Material supplied:
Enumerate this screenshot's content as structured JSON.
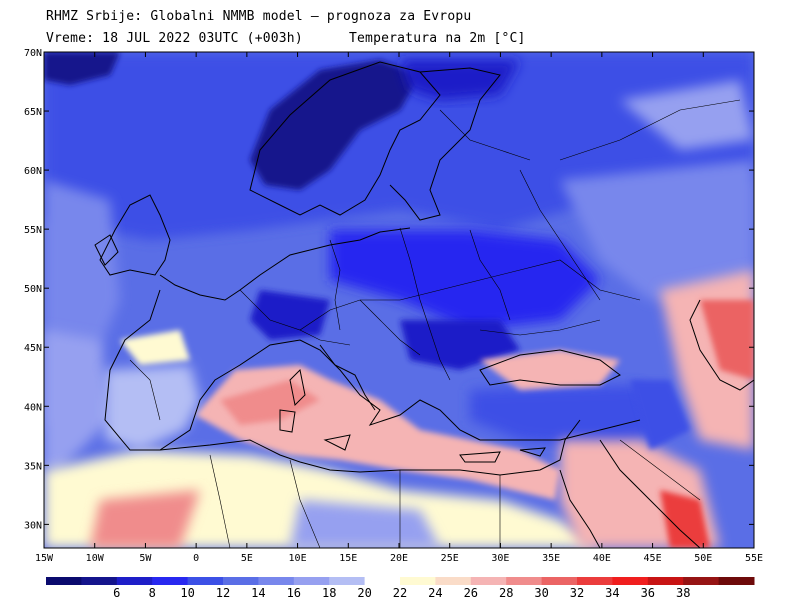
{
  "header": {
    "line1": "RHMZ Srbije: Globalni NMMB model — prognoza za Evropu",
    "line2_left": "Vreme: 18 JUL 2022 03UTC (+003h)",
    "line2_right": "Temperatura na 2m [°C]"
  },
  "map": {
    "lon_range": [
      -15,
      55
    ],
    "lat_range": [
      28,
      70
    ],
    "lon_labels": [
      "15W",
      "10W",
      "5W",
      "0",
      "5E",
      "10E",
      "15E",
      "20E",
      "25E",
      "30E",
      "35E",
      "40E",
      "45E",
      "50E",
      "55E"
    ],
    "lat_labels": [
      "70N",
      "65N",
      "60N",
      "55N",
      "50N",
      "45N",
      "40N",
      "35N",
      "30N"
    ]
  },
  "colorbar": {
    "colors": [
      "#0a0a6e",
      "#14148c",
      "#1e1ec8",
      "#2828f0",
      "#3c50e6",
      "#5a6ee6",
      "#7887ec",
      "#96a0f0",
      "#b4bef4",
      "#ffffff",
      "#fffad2",
      "#fadcc8",
      "#f5b4b4",
      "#f08c8c",
      "#eb6464",
      "#eb3c3c",
      "#f01e1e",
      "#c81414",
      "#961414",
      "#6e0a0a"
    ],
    "labels": [
      "6",
      "8",
      "10",
      "12",
      "14",
      "16",
      "18",
      "20",
      "22",
      "24",
      "26",
      "28",
      "30",
      "32",
      "34",
      "36",
      "38"
    ]
  }
}
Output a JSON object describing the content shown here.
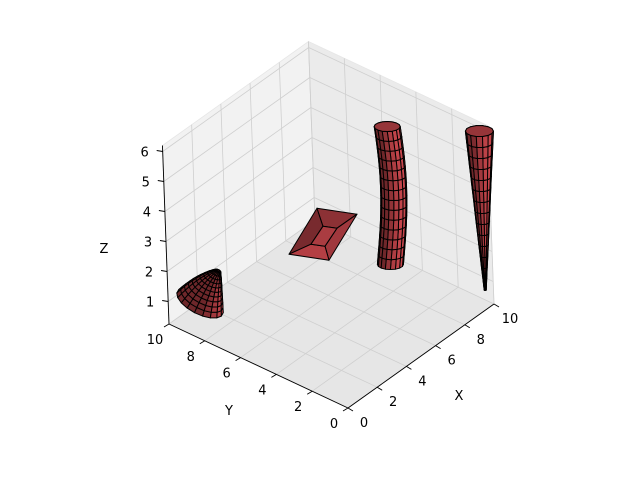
{
  "chart_data": {
    "type": "surface3d",
    "title": "",
    "xlabel": "X",
    "ylabel": "Y",
    "zlabel": "Z",
    "xlim": [
      0,
      10
    ],
    "ylim": [
      0,
      10
    ],
    "zlim": [
      0,
      6
    ],
    "xticks": [
      "0",
      "2",
      "4",
      "6",
      "8",
      "10"
    ],
    "yticks": [
      "0",
      "2",
      "4",
      "6",
      "8",
      "10"
    ],
    "zticks": [
      "1",
      "2",
      "3",
      "4",
      "5",
      "6"
    ],
    "grid": true,
    "face_color": "#c8464c",
    "edge_color": "#000000",
    "objects": [
      {
        "name": "cone-like",
        "kind": "cone",
        "center": [
          1.3,
          9.3
        ],
        "z_range": [
          0.7,
          2.1
        ]
      },
      {
        "name": "hollow-square-frame",
        "kind": "frame",
        "center": [
          2.3,
          2.9
        ],
        "z": 4.5
      },
      {
        "name": "cylinder",
        "kind": "cylinder",
        "center": [
          8.7,
          4.7
        ],
        "z_range": [
          0.7,
          5.3
        ]
      },
      {
        "name": "tapered-spike",
        "kind": "spike",
        "center": [
          9.8,
          0.3
        ],
        "z_range": [
          0.7,
          6.0
        ]
      }
    ]
  }
}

Do this: Return all of the data exactly as written, and drop the pictures.

Reply to the exercise:
Enumerate this screenshot's content as structured JSON.
{
  "header": {
    "line1": "RHMZ Srbije: Globalni NMMB model — prognoza za Evropu",
    "line2_left": "Vreme: 18 JUL 2022 03UTC (+003h)",
    "line2_right": "Temperatura na 2m [°C]"
  },
  "map": {
    "lon_range": [
      -15,
      55
    ],
    "lat_range": [
      28,
      70
    ],
    "lon_labels": [
      "15W",
      "10W",
      "5W",
      "0",
      "5E",
      "10E",
      "15E",
      "20E",
      "25E",
      "30E",
      "35E",
      "40E",
      "45E",
      "50E",
      "55E"
    ],
    "lat_labels": [
      "70N",
      "65N",
      "60N",
      "55N",
      "50N",
      "45N",
      "40N",
      "35N",
      "30N"
    ]
  },
  "colorbar": {
    "colors": [
      "#0a0a6e",
      "#14148c",
      "#1e1ec8",
      "#2828f0",
      "#3c50e6",
      "#5a6ee6",
      "#7887ec",
      "#96a0f0",
      "#b4bef4",
      "#ffffff",
      "#fffad2",
      "#fadcc8",
      "#f5b4b4",
      "#f08c8c",
      "#eb6464",
      "#eb3c3c",
      "#f01e1e",
      "#c81414",
      "#961414",
      "#6e0a0a"
    ],
    "labels": [
      "6",
      "8",
      "10",
      "12",
      "14",
      "16",
      "18",
      "20",
      "22",
      "24",
      "26",
      "28",
      "30",
      "32",
      "34",
      "36",
      "38"
    ]
  }
}
Output a JSON object describing the content shown here.
{
  "chart_data": {
    "type": "surface3d",
    "title": "",
    "xlabel": "X",
    "ylabel": "Y",
    "zlabel": "Z",
    "xlim": [
      0,
      10
    ],
    "ylim": [
      0,
      10
    ],
    "zlim": [
      0,
      6
    ],
    "xticks": [
      "0",
      "2",
      "4",
      "6",
      "8",
      "10"
    ],
    "yticks": [
      "0",
      "2",
      "4",
      "6",
      "8",
      "10"
    ],
    "zticks": [
      "1",
      "2",
      "3",
      "4",
      "5",
      "6"
    ],
    "grid": true,
    "face_color": "#c8464c",
    "edge_color": "#000000",
    "objects": [
      {
        "name": "cone-like",
        "kind": "cone",
        "center": [
          1.3,
          9.3
        ],
        "z_range": [
          0.7,
          2.1
        ]
      },
      {
        "name": "hollow-square-frame",
        "kind": "frame",
        "center": [
          2.3,
          2.9
        ],
        "z": 4.5
      },
      {
        "name": "cylinder",
        "kind": "cylinder",
        "center": [
          8.7,
          4.7
        ],
        "z_range": [
          0.7,
          5.3
        ]
      },
      {
        "name": "tapered-spike",
        "kind": "spike",
        "center": [
          9.8,
          0.3
        ],
        "z_range": [
          0.7,
          6.0
        ]
      }
    ]
  }
}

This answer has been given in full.